» INFORMATION GIVEN:

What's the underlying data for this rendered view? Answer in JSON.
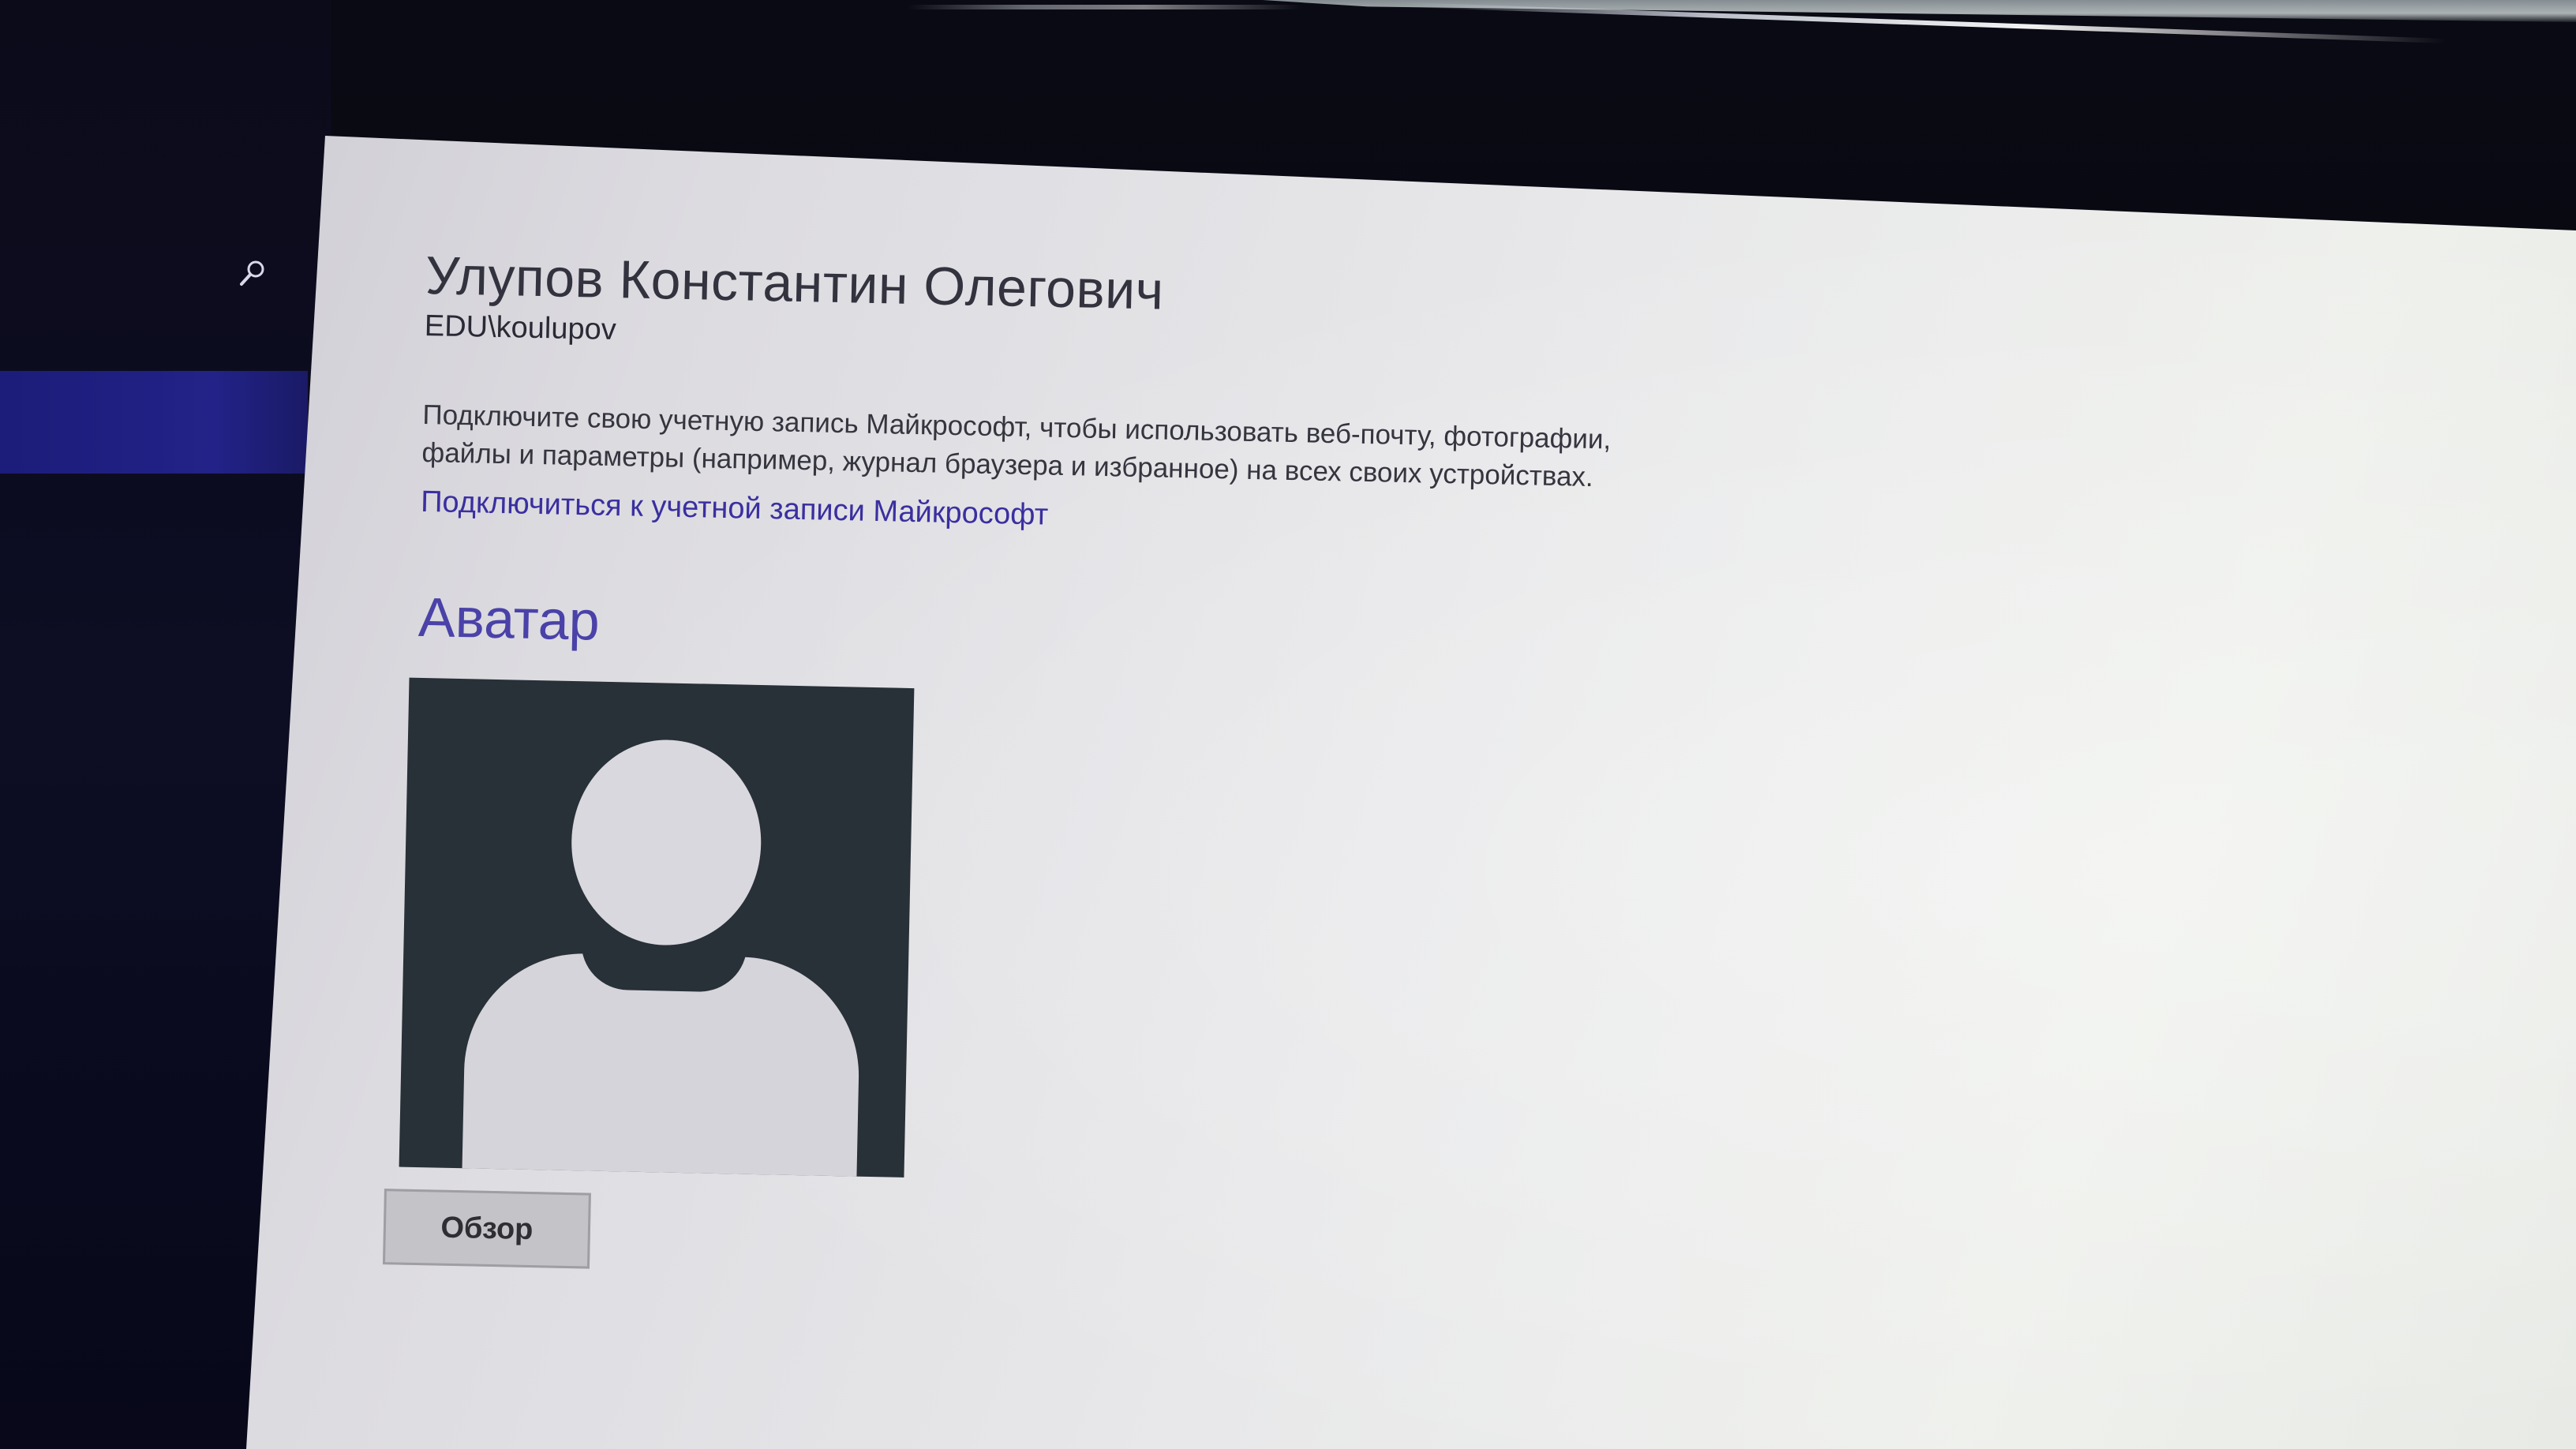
{
  "nav": {
    "search_icon": "search-icon"
  },
  "account": {
    "full_name": "Улупов Константин Олегович",
    "login": "EDU\\koulupov"
  },
  "microsoft_account": {
    "description": "Подключите свою учетную запись Майкрософт, чтобы использовать веб-почту, фотографии, файлы и параметры (например, журнал браузера и избранное) на всех своих устройствах.",
    "connect_link": "Подключиться к учетной записи Майкрософт"
  },
  "avatar": {
    "section_title": "Аватар",
    "browse_label": "Обзор"
  },
  "colors": {
    "nav_background": "#0b0b1a",
    "nav_selected": "#1c1c7a",
    "content_background": "#e4e4e8",
    "link": "#3a2fa0",
    "section_title": "#4a42a8",
    "avatar_background": "#283038"
  }
}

» TASK DIRECTIONS:
Without the pictures, transcribe the listing above exactly.

» TASK OUTPUT:
What's the underlying data for this rendered view? Answer in JSON.
{
  "nav": {
    "search_icon": "search-icon"
  },
  "account": {
    "full_name": "Улупов Константин Олегович",
    "login": "EDU\\koulupov"
  },
  "microsoft_account": {
    "description": "Подключите свою учетную запись Майкрософт, чтобы использовать веб-почту, фотографии, файлы и параметры (например, журнал браузера и избранное) на всех своих устройствах.",
    "connect_link": "Подключиться к учетной записи Майкрософт"
  },
  "avatar": {
    "section_title": "Аватар",
    "browse_label": "Обзор"
  },
  "colors": {
    "nav_background": "#0b0b1a",
    "nav_selected": "#1c1c7a",
    "content_background": "#e4e4e8",
    "link": "#3a2fa0",
    "section_title": "#4a42a8",
    "avatar_background": "#283038"
  }
}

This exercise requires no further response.